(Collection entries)
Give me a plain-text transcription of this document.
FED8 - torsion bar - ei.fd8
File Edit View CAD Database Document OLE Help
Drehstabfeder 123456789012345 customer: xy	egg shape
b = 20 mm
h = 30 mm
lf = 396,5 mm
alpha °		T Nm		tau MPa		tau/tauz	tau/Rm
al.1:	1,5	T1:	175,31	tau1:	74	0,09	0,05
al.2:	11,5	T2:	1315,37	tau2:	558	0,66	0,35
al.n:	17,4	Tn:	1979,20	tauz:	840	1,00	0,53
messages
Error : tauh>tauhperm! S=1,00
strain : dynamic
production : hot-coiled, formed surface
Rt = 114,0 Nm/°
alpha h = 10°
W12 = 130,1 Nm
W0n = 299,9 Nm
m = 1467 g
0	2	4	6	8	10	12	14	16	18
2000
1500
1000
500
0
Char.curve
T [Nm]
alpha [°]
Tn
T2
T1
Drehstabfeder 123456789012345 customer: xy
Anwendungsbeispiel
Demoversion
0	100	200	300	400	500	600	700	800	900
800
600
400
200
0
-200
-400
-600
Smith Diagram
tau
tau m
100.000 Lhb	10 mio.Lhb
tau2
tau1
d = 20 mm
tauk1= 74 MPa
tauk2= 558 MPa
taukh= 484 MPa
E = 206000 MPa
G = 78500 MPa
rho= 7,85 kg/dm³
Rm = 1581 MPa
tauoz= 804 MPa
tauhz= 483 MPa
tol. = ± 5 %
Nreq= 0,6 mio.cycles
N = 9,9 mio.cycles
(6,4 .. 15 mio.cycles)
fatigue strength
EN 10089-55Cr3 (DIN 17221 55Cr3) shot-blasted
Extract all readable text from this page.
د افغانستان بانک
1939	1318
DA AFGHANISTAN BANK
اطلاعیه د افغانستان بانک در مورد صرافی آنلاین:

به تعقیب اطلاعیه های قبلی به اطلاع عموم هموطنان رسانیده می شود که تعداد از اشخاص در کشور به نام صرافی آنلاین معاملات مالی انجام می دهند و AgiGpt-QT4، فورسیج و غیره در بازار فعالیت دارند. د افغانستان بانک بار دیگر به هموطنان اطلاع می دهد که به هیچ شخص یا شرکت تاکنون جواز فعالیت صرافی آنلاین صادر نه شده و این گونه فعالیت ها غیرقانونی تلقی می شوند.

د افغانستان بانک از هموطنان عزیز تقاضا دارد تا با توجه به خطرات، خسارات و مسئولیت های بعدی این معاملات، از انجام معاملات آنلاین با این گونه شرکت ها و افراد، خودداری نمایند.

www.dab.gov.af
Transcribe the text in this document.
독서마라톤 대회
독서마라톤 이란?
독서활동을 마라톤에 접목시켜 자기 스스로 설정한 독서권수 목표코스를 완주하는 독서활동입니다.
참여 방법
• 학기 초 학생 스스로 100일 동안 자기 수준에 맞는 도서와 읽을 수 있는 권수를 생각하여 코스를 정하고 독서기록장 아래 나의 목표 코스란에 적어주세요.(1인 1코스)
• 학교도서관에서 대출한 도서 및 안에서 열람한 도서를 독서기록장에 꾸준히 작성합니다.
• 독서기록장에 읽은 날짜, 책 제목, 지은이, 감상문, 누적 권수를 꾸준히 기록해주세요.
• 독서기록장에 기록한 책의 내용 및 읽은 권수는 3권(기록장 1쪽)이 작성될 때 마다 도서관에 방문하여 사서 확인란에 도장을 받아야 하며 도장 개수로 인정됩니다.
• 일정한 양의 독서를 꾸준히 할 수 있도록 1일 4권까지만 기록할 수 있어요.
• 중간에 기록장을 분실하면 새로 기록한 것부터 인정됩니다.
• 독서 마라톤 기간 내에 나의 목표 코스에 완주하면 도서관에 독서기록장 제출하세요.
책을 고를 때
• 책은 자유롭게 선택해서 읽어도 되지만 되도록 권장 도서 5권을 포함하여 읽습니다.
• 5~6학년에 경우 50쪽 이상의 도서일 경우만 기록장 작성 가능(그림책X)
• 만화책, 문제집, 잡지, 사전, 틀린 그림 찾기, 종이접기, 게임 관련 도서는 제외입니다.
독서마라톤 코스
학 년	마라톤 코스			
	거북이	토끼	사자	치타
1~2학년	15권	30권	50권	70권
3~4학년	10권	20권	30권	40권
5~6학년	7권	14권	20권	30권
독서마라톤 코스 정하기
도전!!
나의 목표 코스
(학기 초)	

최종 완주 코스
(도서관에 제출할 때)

* _What the task requires_: Please output the entries above, every line exactly as it reads.

* _Exercise response_:
Give me a plain-text transcription of this document.
FED8 - torsion bar - ei.fd8
File Edit View CAD Database Document OLE Help
Drehstabfeder 123456789012345 customer: xy	egg shape
b = 20 mm
h = 30 mm
lf = 396,5 mm
alpha °		T Nm		tau MPa		tau/tauz	tau/Rm
al.1:	1,5	T1:	175,31	tau1:	74	0,09	0,05
al.2:	11,5	T2:	1315,37	tau2:	558	0,66	0,35
al.n:	17,4	Tn:	1979,20	tauz:	840	1,00	0,53
messages
Error : tauh>tauhperm! S=1,00
strain : dynamic
production : hot-coiled, formed surface
Rt = 114,0 Nm/°
alpha h = 10°
W12 = 130,1 Nm
W0n = 299,9 Nm
m = 1467 g
0	2	4	6	8	10	12	14	16	18
2000
1500
1000
500
0
Char.curve
T [Nm]
alpha [°]
Tn
T2
T1
Drehstabfeder 123456789012345 customer: xy
Anwendungsbeispiel
Demoversion
0	100	200	300	400	500	600	700	800	900
800
600
400
200
0
-200
-400
-600
Smith Diagram
tau
tau m
100.000 Lhb	10 mio.Lhb
tau2
tau1
d = 20 mm
tauk1= 74 MPa
tauk2= 558 MPa
taukh= 484 MPa
E = 206000 MPa
G = 78500 MPa
rho= 7,85 kg/dm³
Rm = 1581 MPa
tauoz= 804 MPa
tauhz= 483 MPa
tol. = ± 5 %
Nreq= 0,6 mio.cycles
N = 9,9 mio.cycles
(6,4 .. 15 mio.cycles)
fatigue strength
EN 10089-55Cr3 (DIN 17221 55Cr3) shot-blasted
Extract all readable text from this page.
د افغانستان بانک
1939	1318
DA AFGHANISTAN BANK
اطلاعیه د افغانستان بانک در مورد صرافی آنلاین:

به تعقیب اطلاعیه های قبلی به اطلاع عموم هموطنان رسانیده می شود که تعداد از اشخاص در کشور به نام صرافی آنلاین معاملات مالی انجام می دهند و AgiGpt-QT4، فورسیج و غیره در بازار فعالیت دارند. د افغانستان بانک بار دیگر به هموطنان اطلاع می دهد که به هیچ شخص یا شرکت تاکنون جواز فعالیت صرافی آنلاین صادر نه شده و این گونه فعالیت ها غیرقانونی تلقی می شوند.

د افغانستان بانک از هموطنان عزیز تقاضا دارد تا با توجه به خطرات، خسارات و مسئولیت های بعدی این معاملات، از انجام معاملات آنلاین با این گونه شرکت ها و افراد، خودداری نمایند.

www.dab.gov.af
Transcribe the text in this document.
독서마라톤 대회
독서마라톤 이란?
독서활동을 마라톤에 접목시켜 자기 스스로 설정한 독서권수 목표코스를 완주하는 독서활동입니다.
참여 방법
• 학기 초 학생 스스로 100일 동안 자기 수준에 맞는 도서와 읽을 수 있는 권수를 생각하여 코스를 정하고 독서기록장 아래 나의 목표 코스란에 적어주세요.(1인 1코스)
• 학교도서관에서 대출한 도서 및 안에서 열람한 도서를 독서기록장에 꾸준히 작성합니다.
• 독서기록장에 읽은 날짜, 책 제목, 지은이, 감상문, 누적 권수를 꾸준히 기록해주세요.
• 독서기록장에 기록한 책의 내용 및 읽은 권수는 3권(기록장 1쪽)이 작성될 때 마다 도서관에 방문하여 사서 확인란에 도장을 받아야 하며 도장 개수로 인정됩니다.
• 일정한 양의 독서를 꾸준히 할 수 있도록 1일 4권까지만 기록할 수 있어요.
• 중간에 기록장을 분실하면 새로 기록한 것부터 인정됩니다.
• 독서 마라톤 기간 내에 나의 목표 코스에 완주하면 도서관에 독서기록장 제출하세요.
책을 고를 때
• 책은 자유롭게 선택해서 읽어도 되지만 되도록 권장 도서 5권을 포함하여 읽습니다.
• 5~6학년에 경우 50쪽 이상의 도서일 경우만 기록장 작성 가능(그림책X)
• 만화책, 문제집, 잡지, 사전, 틀린 그림 찾기, 종이접기, 게임 관련 도서는 제외입니다.
독서마라톤 코스
학 년	마라톤 코스			
	거북이	토끼	사자	치타
1~2학년	15권	30권	50권	70권
3~4학년	10권	20권	30권	40권
5~6학년	7권	14권	20권	30권
독서마라톤 코스 정하기
도전!!
나의 목표 코스
(학기 초)	

최종 완주 코스
(도서관에 제출할 때)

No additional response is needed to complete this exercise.